* [Stated goal]: Retype all of the data exactly as given.

* [Supplied material]:
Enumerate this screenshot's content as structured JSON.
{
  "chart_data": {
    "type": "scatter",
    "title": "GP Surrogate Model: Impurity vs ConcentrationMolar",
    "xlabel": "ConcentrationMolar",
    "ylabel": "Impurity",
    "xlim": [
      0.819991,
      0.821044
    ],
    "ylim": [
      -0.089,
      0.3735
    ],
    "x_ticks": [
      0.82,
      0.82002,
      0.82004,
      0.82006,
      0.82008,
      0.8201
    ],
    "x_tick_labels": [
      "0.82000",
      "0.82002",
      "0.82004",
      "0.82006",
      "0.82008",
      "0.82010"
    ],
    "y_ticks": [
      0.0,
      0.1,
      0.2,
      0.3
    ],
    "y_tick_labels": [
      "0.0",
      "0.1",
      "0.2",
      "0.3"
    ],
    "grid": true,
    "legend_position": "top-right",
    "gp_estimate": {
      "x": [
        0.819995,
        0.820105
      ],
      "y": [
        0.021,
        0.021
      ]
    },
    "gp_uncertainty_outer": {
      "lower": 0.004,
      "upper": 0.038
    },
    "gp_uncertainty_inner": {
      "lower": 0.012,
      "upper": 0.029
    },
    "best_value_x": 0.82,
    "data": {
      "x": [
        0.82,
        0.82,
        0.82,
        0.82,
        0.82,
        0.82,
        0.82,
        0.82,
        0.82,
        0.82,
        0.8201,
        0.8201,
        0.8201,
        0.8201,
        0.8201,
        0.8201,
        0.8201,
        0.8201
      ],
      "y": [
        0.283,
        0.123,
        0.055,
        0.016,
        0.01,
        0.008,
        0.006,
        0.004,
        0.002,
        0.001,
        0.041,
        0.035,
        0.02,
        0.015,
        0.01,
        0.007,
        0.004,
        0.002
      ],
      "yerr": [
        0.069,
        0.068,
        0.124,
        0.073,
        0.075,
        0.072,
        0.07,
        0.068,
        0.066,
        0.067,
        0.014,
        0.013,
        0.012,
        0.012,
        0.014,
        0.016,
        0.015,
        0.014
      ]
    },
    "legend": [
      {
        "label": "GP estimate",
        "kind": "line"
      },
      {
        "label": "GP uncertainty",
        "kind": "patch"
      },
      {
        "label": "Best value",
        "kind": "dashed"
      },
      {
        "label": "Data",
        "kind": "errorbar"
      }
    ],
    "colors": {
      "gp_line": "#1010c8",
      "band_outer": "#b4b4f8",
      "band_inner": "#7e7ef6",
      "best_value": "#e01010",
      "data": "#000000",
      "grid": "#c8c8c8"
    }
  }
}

* [Task output]:
Enumerate this screenshot's content as structured JSON.
{
  "chart_data": {
    "type": "scatter",
    "title": "GP Surrogate Model: Impurity vs ConcentrationMolar",
    "xlabel": "ConcentrationMolar",
    "ylabel": "Impurity",
    "xlim": [
      0.819991,
      0.821044
    ],
    "ylim": [
      -0.089,
      0.3735
    ],
    "x_ticks": [
      0.82,
      0.82002,
      0.82004,
      0.82006,
      0.82008,
      0.8201
    ],
    "x_tick_labels": [
      "0.82000",
      "0.82002",
      "0.82004",
      "0.82006",
      "0.82008",
      "0.82010"
    ],
    "y_ticks": [
      0.0,
      0.1,
      0.2,
      0.3
    ],
    "y_tick_labels": [
      "0.0",
      "0.1",
      "0.2",
      "0.3"
    ],
    "grid": true,
    "legend_position": "top-right",
    "gp_estimate": {
      "x": [
        0.819995,
        0.820105
      ],
      "y": [
        0.021,
        0.021
      ]
    },
    "gp_uncertainty_outer": {
      "lower": 0.004,
      "upper": 0.038
    },
    "gp_uncertainty_inner": {
      "lower": 0.012,
      "upper": 0.029
    },
    "best_value_x": 0.82,
    "data": {
      "x": [
        0.82,
        0.82,
        0.82,
        0.82,
        0.82,
        0.82,
        0.82,
        0.82,
        0.82,
        0.82,
        0.8201,
        0.8201,
        0.8201,
        0.8201,
        0.8201,
        0.8201,
        0.8201,
        0.8201
      ],
      "y": [
        0.283,
        0.123,
        0.055,
        0.016,
        0.01,
        0.008,
        0.006,
        0.004,
        0.002,
        0.001,
        0.041,
        0.035,
        0.02,
        0.015,
        0.01,
        0.007,
        0.004,
        0.002
      ],
      "yerr": [
        0.069,
        0.068,
        0.124,
        0.073,
        0.075,
        0.072,
        0.07,
        0.068,
        0.066,
        0.067,
        0.014,
        0.013,
        0.012,
        0.012,
        0.014,
        0.016,
        0.015,
        0.014
      ]
    },
    "legend": [
      {
        "label": "GP estimate",
        "kind": "line"
      },
      {
        "label": "GP uncertainty",
        "kind": "patch"
      },
      {
        "label": "Best value",
        "kind": "dashed"
      },
      {
        "label": "Data",
        "kind": "errorbar"
      }
    ],
    "colors": {
      "gp_line": "#1010c8",
      "band_outer": "#b4b4f8",
      "band_inner": "#7e7ef6",
      "best_value": "#e01010",
      "data": "#000000",
      "grid": "#c8c8c8"
    }
  }
}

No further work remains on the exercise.